Supplied entries:

▶

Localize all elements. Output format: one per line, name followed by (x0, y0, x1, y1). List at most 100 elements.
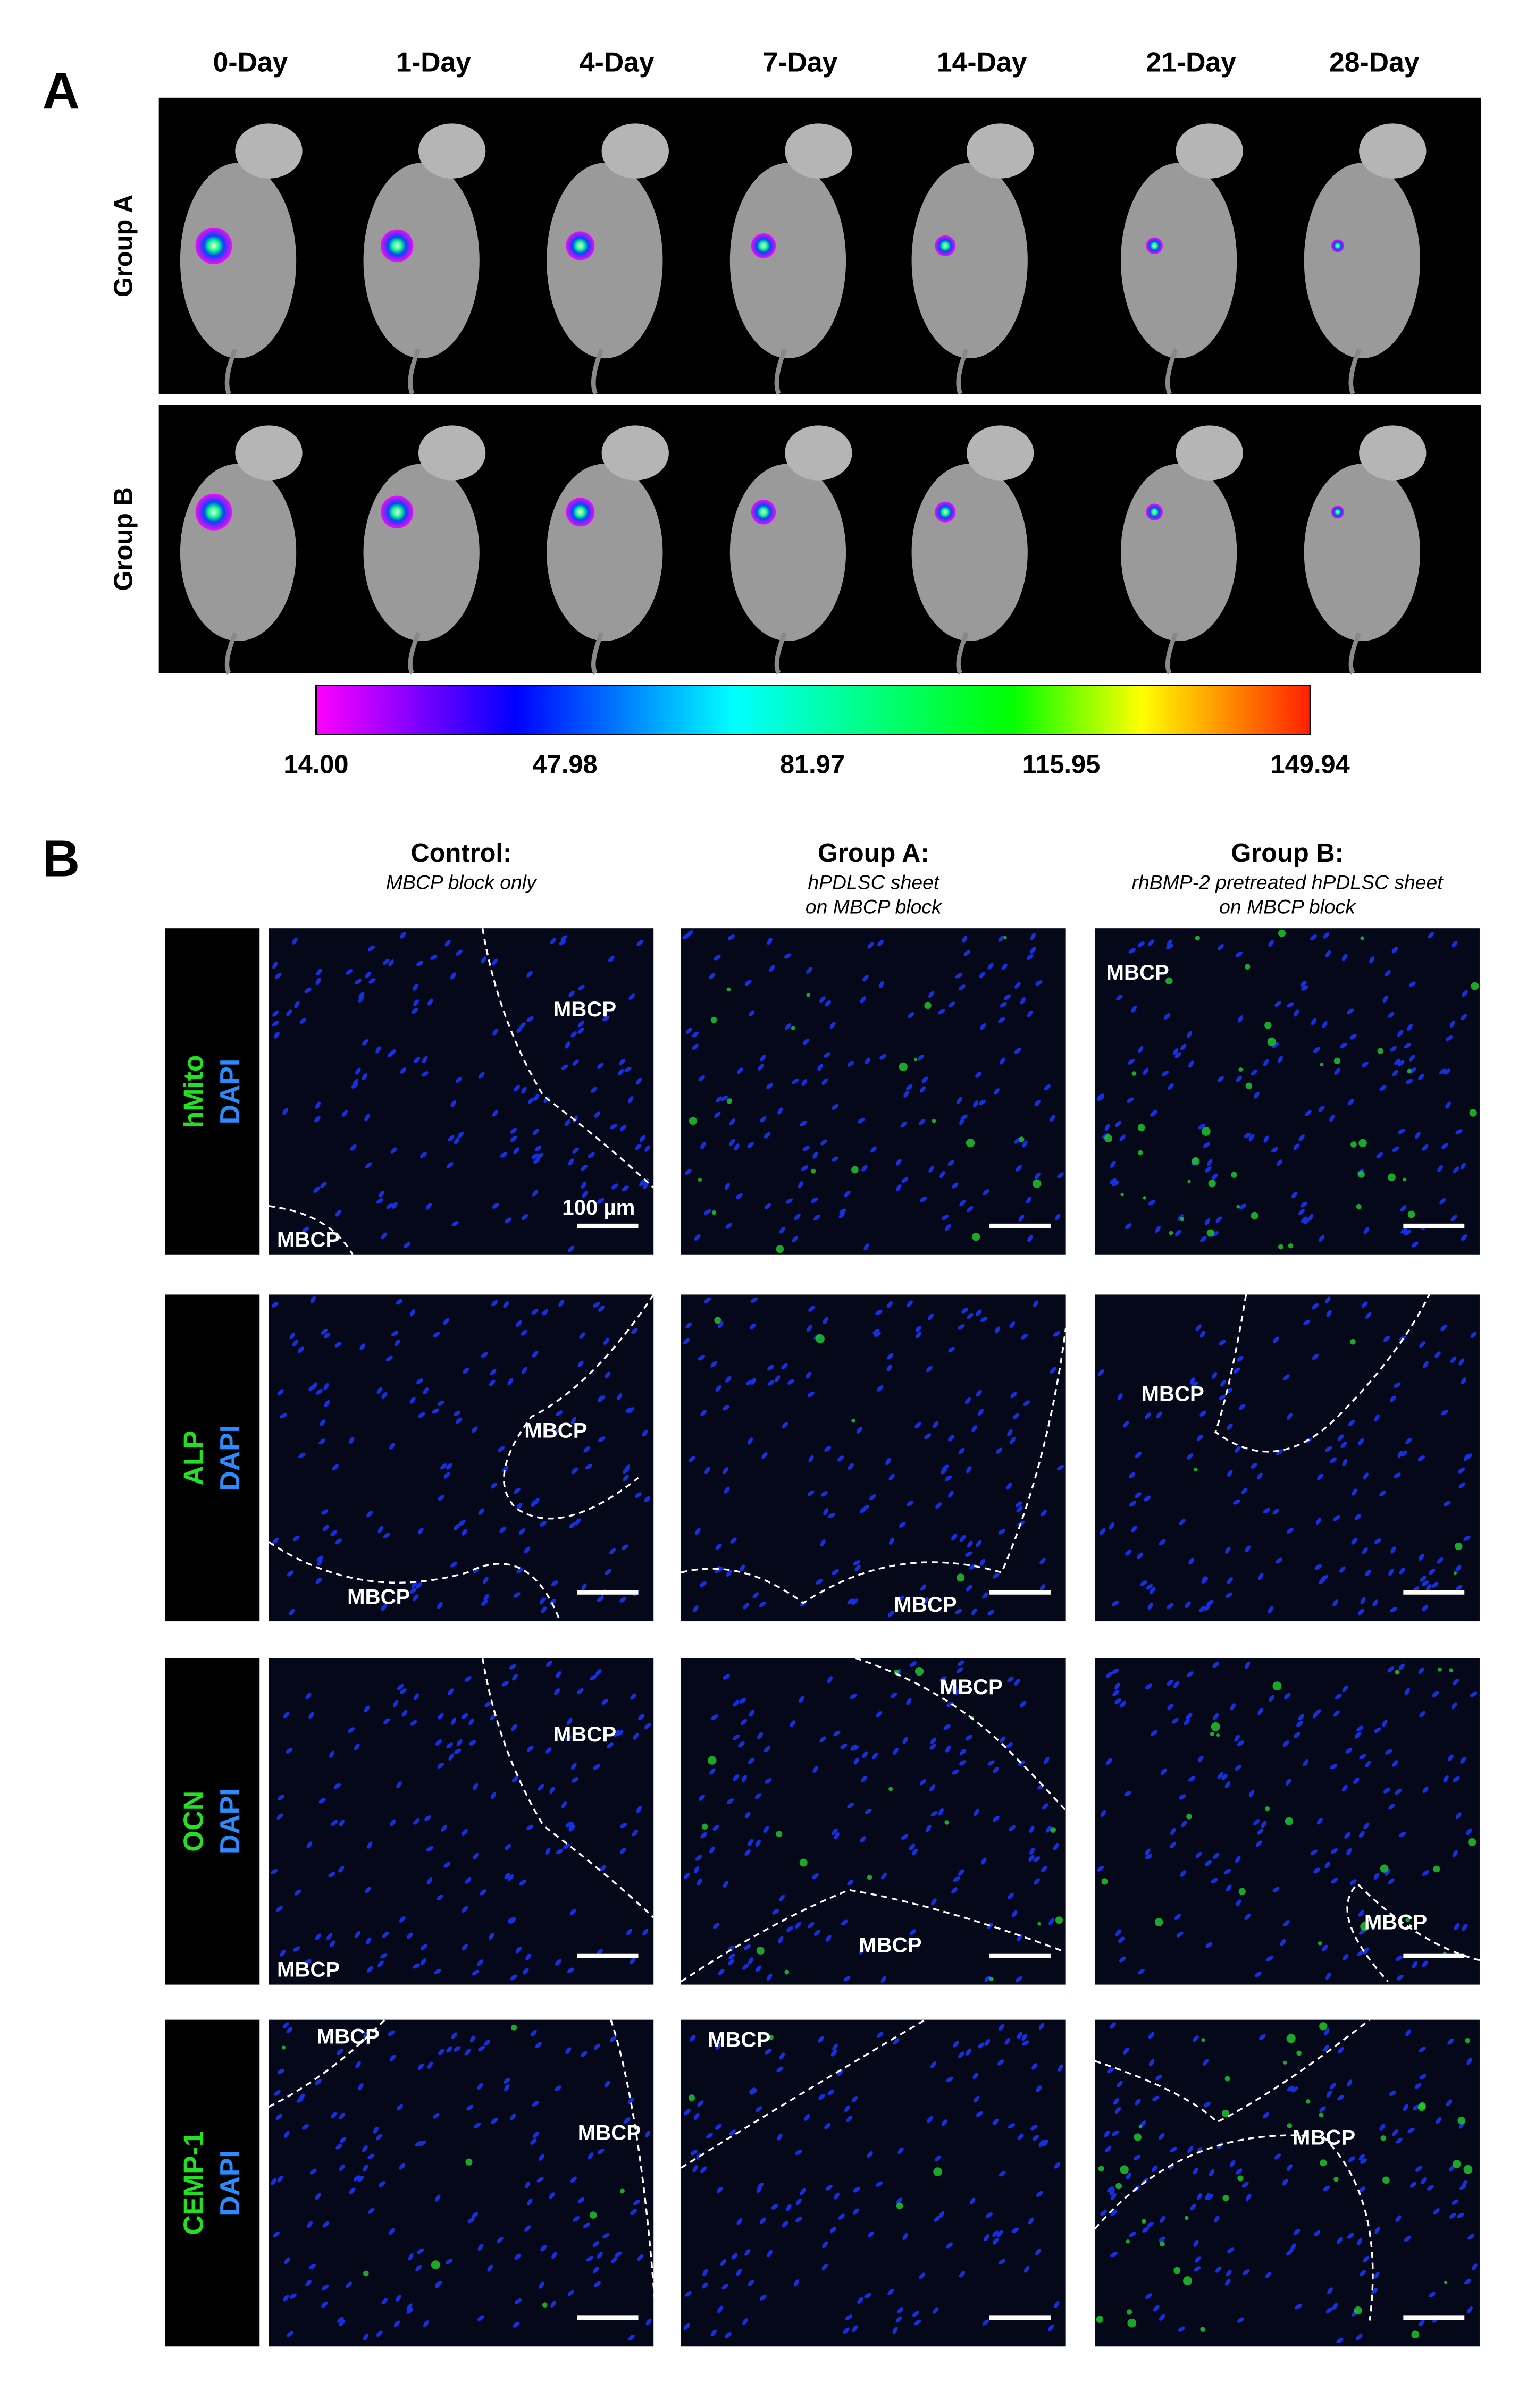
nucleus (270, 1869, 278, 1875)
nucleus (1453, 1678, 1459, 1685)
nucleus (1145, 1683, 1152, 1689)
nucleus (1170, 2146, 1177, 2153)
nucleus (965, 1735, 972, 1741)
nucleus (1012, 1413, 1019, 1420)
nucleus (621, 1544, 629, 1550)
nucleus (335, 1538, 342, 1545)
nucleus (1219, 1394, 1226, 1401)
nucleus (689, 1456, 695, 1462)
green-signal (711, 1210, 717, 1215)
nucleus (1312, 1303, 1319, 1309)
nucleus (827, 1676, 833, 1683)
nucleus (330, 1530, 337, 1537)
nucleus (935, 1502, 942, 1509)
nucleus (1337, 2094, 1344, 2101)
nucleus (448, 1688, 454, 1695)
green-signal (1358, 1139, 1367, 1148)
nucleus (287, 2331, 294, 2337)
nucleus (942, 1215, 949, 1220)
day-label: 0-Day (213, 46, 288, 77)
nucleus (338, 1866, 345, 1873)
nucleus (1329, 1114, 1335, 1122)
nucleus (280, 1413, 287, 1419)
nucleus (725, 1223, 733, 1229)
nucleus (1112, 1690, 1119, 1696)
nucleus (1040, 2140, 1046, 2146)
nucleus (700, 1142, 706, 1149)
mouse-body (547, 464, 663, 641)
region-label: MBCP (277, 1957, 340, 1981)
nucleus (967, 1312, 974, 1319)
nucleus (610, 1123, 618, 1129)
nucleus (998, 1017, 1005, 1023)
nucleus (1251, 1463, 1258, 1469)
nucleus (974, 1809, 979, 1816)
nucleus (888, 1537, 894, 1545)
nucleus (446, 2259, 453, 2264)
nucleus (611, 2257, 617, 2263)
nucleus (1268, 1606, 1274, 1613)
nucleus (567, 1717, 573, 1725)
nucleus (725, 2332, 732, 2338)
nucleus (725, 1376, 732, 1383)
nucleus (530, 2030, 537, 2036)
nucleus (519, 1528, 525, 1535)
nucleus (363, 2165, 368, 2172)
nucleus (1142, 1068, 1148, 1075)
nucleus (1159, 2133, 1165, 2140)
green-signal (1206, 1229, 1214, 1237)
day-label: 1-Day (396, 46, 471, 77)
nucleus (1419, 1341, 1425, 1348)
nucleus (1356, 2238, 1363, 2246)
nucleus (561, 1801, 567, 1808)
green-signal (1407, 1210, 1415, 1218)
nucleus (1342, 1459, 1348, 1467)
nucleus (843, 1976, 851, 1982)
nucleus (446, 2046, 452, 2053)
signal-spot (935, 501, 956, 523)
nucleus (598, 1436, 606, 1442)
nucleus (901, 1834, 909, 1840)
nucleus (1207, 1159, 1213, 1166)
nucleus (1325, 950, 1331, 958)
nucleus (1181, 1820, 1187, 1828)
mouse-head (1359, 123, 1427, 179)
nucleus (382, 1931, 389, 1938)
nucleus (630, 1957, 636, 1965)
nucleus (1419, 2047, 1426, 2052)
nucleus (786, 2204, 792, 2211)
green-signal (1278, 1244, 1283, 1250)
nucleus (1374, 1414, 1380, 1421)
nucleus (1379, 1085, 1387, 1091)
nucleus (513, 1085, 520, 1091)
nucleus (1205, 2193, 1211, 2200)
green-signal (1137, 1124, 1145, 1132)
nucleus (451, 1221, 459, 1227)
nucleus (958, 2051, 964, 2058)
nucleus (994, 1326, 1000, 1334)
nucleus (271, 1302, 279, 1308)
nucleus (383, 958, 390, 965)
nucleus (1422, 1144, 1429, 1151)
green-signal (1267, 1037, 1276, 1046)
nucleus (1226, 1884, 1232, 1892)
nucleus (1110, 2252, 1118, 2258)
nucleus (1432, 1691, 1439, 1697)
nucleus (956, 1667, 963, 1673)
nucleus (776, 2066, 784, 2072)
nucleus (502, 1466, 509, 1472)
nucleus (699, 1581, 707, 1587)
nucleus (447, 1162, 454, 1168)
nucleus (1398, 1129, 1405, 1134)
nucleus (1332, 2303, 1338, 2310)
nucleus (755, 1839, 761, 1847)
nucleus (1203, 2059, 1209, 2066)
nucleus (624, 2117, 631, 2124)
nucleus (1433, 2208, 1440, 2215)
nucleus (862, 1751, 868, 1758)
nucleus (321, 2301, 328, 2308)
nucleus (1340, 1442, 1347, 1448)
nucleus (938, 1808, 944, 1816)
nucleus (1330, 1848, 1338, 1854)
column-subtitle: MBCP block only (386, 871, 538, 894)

◀

To do:
Update the data from the line containing "nucleus (270, 1869, 278, 1875)" through the line containing "nucleus (335, 1538, 342, 1545)" by putting "stained-nucleus" wherever "nucleus" stands, with nothing else altered. Give back only those lines.

Task solution:
stained-nucleus (270, 1869, 278, 1875)
stained-nucleus (1453, 1678, 1459, 1685)
stained-nucleus (1145, 1683, 1152, 1689)
stained-nucleus (1170, 2146, 1177, 2153)
stained-nucleus (965, 1735, 972, 1741)
stained-nucleus (1012, 1413, 1019, 1420)
stained-nucleus (621, 1544, 629, 1550)
stained-nucleus (335, 1538, 342, 1545)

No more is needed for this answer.